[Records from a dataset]
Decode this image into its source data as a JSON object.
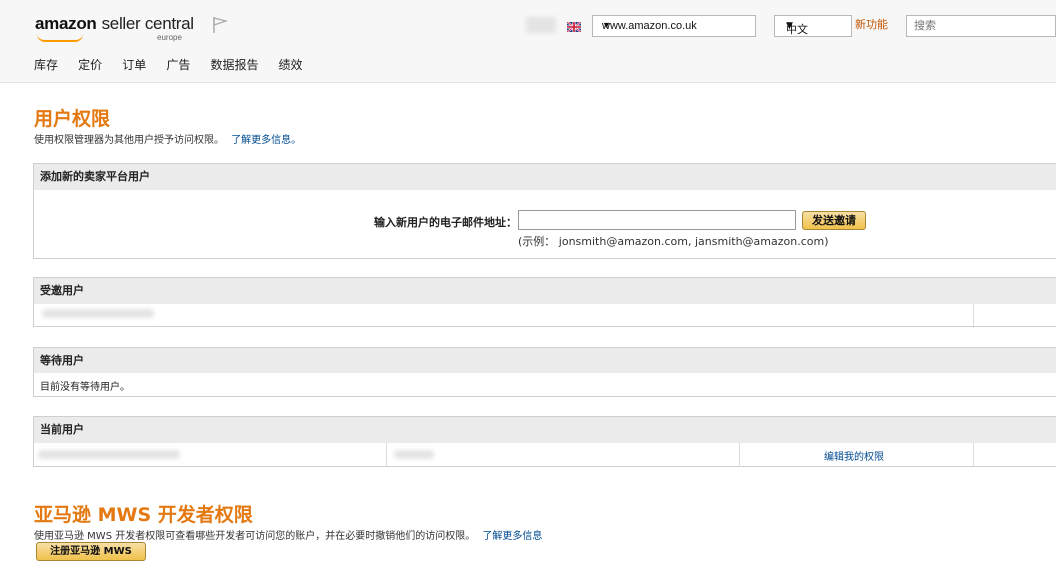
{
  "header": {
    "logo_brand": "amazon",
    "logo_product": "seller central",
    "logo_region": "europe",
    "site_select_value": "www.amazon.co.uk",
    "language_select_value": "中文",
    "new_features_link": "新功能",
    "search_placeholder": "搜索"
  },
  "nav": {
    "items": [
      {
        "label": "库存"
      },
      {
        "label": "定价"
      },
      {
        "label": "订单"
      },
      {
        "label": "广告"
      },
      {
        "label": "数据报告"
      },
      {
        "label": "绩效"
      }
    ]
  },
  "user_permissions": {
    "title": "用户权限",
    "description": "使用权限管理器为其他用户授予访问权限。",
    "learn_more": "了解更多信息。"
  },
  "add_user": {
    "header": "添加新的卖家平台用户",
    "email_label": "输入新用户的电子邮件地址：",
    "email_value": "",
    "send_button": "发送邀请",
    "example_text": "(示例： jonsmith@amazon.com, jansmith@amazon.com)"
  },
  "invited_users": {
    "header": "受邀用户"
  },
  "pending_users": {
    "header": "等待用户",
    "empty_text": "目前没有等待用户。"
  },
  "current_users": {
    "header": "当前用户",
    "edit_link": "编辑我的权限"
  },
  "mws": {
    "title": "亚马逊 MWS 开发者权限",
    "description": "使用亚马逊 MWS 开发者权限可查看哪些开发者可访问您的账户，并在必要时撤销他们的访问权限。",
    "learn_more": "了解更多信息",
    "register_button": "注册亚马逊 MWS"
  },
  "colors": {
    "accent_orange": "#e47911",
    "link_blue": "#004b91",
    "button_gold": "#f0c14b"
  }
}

--

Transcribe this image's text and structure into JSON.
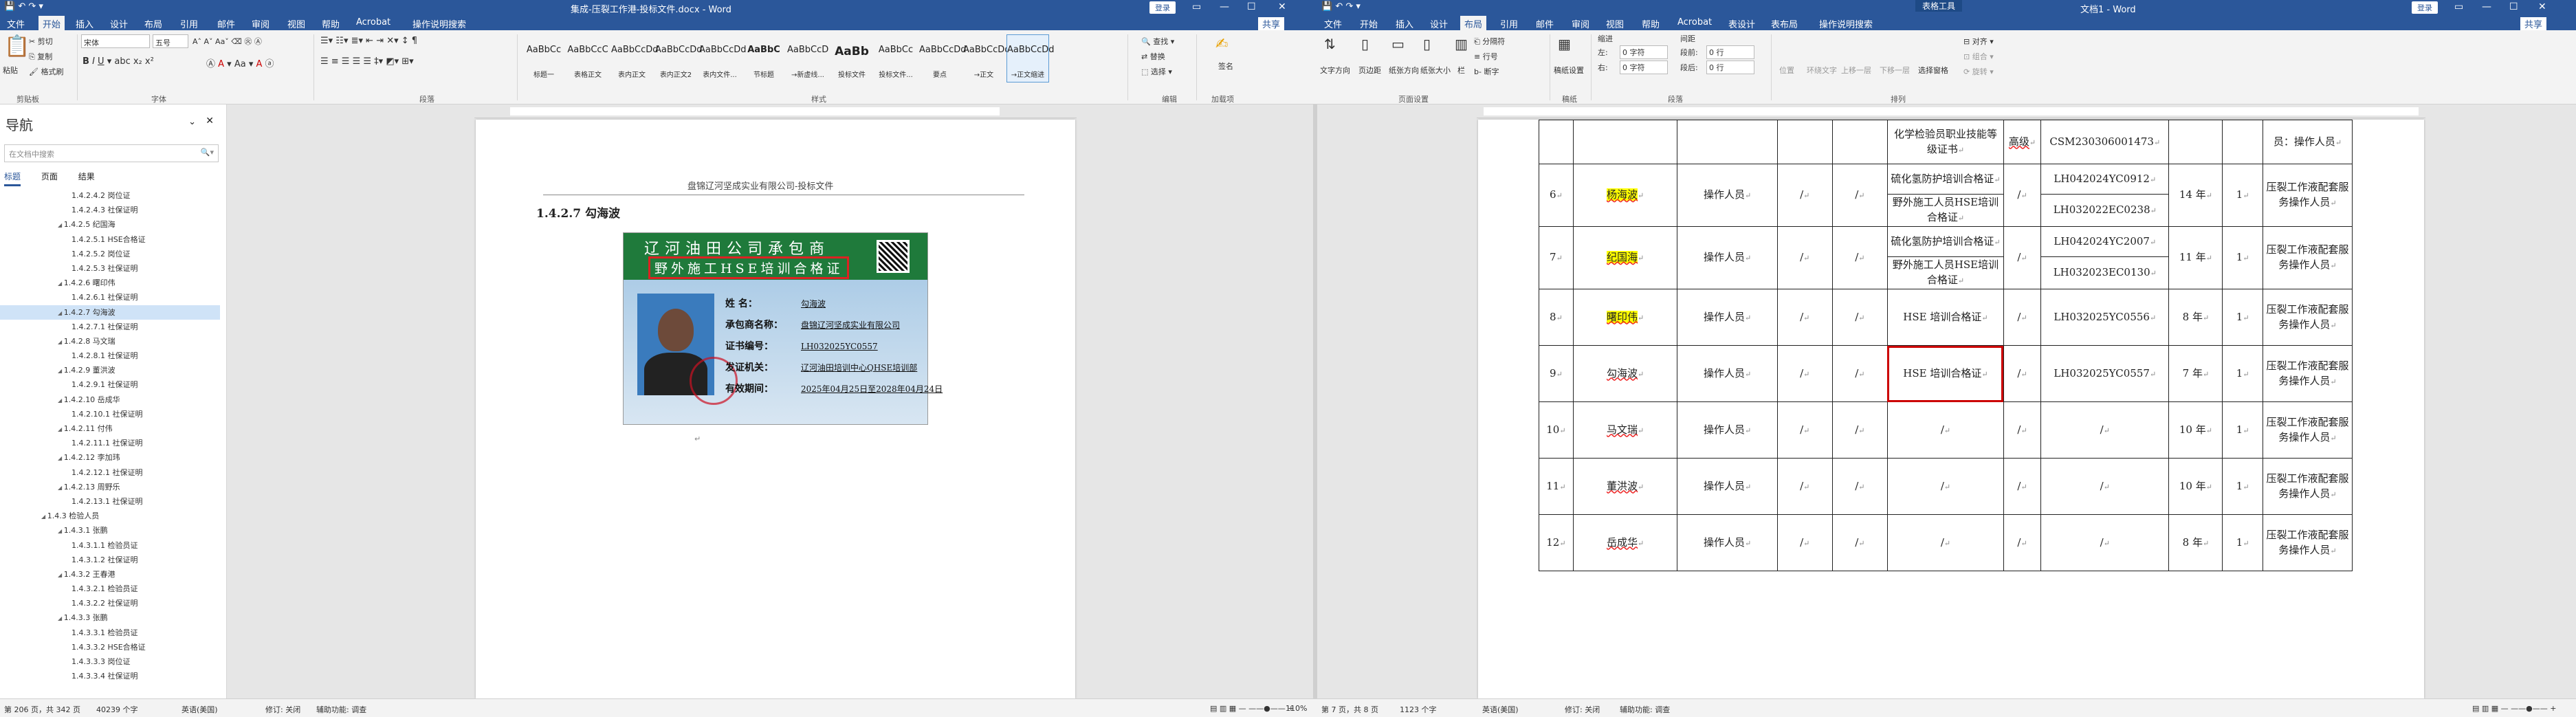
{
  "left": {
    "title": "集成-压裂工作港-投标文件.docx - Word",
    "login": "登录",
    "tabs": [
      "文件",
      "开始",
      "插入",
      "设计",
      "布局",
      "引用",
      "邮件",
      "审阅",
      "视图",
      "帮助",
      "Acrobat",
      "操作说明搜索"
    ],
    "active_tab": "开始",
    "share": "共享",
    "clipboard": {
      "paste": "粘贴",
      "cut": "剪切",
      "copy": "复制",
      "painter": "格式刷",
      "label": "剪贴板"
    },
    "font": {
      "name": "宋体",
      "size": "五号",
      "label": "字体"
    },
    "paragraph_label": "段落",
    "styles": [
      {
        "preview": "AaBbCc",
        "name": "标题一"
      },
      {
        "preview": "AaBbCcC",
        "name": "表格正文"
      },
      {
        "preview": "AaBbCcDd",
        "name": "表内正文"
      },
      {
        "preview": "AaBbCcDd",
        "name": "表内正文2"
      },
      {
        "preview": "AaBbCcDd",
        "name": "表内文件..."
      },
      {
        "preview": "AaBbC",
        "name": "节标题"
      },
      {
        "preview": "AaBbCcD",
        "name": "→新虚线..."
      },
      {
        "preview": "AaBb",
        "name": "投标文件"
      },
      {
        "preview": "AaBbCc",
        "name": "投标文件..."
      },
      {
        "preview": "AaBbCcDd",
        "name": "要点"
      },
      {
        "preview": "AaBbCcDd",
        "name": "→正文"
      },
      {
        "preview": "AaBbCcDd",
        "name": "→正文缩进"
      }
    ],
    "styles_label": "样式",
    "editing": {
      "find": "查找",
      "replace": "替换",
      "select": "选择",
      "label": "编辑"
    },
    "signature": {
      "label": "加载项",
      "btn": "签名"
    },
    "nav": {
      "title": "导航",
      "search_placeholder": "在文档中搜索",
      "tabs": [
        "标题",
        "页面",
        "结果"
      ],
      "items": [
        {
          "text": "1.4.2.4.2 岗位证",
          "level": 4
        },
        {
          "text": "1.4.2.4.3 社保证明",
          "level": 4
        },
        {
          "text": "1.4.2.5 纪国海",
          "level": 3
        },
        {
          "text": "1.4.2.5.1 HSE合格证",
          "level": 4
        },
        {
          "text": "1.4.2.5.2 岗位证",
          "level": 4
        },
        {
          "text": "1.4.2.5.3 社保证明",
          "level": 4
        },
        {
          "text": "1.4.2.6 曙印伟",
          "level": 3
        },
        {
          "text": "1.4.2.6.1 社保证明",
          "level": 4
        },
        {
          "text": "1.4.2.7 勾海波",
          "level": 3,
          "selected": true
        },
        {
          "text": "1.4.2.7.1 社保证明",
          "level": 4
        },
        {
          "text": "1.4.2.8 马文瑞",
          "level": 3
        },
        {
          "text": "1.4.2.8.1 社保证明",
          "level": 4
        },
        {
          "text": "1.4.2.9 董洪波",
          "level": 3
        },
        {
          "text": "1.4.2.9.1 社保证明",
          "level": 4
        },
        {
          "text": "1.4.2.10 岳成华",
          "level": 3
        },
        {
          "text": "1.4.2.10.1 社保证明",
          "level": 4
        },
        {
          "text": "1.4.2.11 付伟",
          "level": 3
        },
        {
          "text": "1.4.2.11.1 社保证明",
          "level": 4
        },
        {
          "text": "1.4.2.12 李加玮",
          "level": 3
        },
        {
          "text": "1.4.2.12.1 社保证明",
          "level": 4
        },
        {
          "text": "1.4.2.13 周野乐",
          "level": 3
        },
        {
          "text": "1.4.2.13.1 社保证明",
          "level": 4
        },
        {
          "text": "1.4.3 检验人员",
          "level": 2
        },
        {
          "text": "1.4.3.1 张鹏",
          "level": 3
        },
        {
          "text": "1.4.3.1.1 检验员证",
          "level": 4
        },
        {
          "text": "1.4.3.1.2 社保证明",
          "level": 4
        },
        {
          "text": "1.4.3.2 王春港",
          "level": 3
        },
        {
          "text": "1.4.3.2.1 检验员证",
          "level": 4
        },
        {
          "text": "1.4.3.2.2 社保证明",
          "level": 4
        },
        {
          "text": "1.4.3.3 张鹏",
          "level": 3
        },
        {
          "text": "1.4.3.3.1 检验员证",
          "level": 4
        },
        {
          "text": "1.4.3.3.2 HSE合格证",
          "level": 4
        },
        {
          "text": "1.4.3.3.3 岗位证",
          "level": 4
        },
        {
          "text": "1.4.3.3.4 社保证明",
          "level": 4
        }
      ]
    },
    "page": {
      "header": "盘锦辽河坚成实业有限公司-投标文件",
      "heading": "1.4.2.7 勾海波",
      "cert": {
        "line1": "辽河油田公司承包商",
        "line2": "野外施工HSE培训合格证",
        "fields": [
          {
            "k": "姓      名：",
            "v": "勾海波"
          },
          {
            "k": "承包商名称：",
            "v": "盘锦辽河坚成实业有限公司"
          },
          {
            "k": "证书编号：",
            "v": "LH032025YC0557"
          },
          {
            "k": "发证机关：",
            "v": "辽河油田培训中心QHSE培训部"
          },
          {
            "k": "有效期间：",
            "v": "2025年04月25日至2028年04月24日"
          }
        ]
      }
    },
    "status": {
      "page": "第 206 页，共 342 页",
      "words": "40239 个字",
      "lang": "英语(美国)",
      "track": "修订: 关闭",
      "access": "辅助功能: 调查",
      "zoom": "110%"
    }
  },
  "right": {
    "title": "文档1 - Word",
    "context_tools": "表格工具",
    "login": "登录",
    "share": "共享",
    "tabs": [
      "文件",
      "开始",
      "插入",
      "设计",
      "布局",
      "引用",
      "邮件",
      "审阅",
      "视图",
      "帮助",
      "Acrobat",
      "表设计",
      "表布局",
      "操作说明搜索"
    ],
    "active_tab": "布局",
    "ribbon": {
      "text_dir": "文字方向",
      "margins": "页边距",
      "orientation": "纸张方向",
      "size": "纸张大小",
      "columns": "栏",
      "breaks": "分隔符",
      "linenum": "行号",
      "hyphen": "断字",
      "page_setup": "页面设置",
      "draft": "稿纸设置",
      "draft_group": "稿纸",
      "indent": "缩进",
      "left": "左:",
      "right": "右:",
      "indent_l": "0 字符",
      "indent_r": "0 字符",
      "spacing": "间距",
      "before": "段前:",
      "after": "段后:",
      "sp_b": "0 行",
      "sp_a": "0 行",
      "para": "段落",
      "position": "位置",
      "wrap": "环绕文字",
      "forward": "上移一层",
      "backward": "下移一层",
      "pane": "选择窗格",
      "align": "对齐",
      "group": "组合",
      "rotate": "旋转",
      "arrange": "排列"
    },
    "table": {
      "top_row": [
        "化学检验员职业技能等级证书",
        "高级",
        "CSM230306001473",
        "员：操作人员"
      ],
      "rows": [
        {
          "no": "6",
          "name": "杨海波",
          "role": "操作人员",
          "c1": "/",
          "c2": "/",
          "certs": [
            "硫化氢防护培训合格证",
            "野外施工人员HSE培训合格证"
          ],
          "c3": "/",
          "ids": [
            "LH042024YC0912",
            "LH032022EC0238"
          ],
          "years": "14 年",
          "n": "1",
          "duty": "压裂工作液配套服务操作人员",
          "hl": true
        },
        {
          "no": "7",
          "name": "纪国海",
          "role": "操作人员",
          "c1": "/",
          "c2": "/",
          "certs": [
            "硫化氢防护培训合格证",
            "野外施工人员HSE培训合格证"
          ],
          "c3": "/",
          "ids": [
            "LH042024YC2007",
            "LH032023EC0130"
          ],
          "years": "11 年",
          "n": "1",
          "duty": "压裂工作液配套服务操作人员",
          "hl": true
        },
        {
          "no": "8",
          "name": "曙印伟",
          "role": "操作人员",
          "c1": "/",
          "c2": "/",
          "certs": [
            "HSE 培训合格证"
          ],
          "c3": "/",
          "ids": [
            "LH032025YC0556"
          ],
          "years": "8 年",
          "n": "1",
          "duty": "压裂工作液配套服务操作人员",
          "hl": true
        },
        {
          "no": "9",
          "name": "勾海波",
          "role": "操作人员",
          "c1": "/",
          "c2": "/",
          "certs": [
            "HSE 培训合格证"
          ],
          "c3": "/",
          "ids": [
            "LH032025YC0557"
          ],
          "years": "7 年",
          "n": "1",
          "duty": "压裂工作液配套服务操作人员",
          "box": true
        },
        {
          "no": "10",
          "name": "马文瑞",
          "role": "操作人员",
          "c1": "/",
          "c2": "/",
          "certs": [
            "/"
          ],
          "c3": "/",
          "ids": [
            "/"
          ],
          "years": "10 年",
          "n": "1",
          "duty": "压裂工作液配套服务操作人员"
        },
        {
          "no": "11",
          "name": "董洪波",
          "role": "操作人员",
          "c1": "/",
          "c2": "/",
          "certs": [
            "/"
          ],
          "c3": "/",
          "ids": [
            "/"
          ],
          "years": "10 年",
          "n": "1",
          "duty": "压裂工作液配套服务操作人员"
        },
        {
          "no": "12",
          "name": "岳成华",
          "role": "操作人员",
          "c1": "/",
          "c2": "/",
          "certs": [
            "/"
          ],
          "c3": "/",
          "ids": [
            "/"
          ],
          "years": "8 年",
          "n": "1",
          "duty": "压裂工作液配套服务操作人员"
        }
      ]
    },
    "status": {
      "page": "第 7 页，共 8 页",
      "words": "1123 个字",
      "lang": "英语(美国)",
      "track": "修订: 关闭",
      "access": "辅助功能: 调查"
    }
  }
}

What is being asked —
Identify each line containing the string "了解更多信息" and copy it out.

Correct response —
    "learn_more": "了解更多信息。"
    "learn_more": "了解更多信息",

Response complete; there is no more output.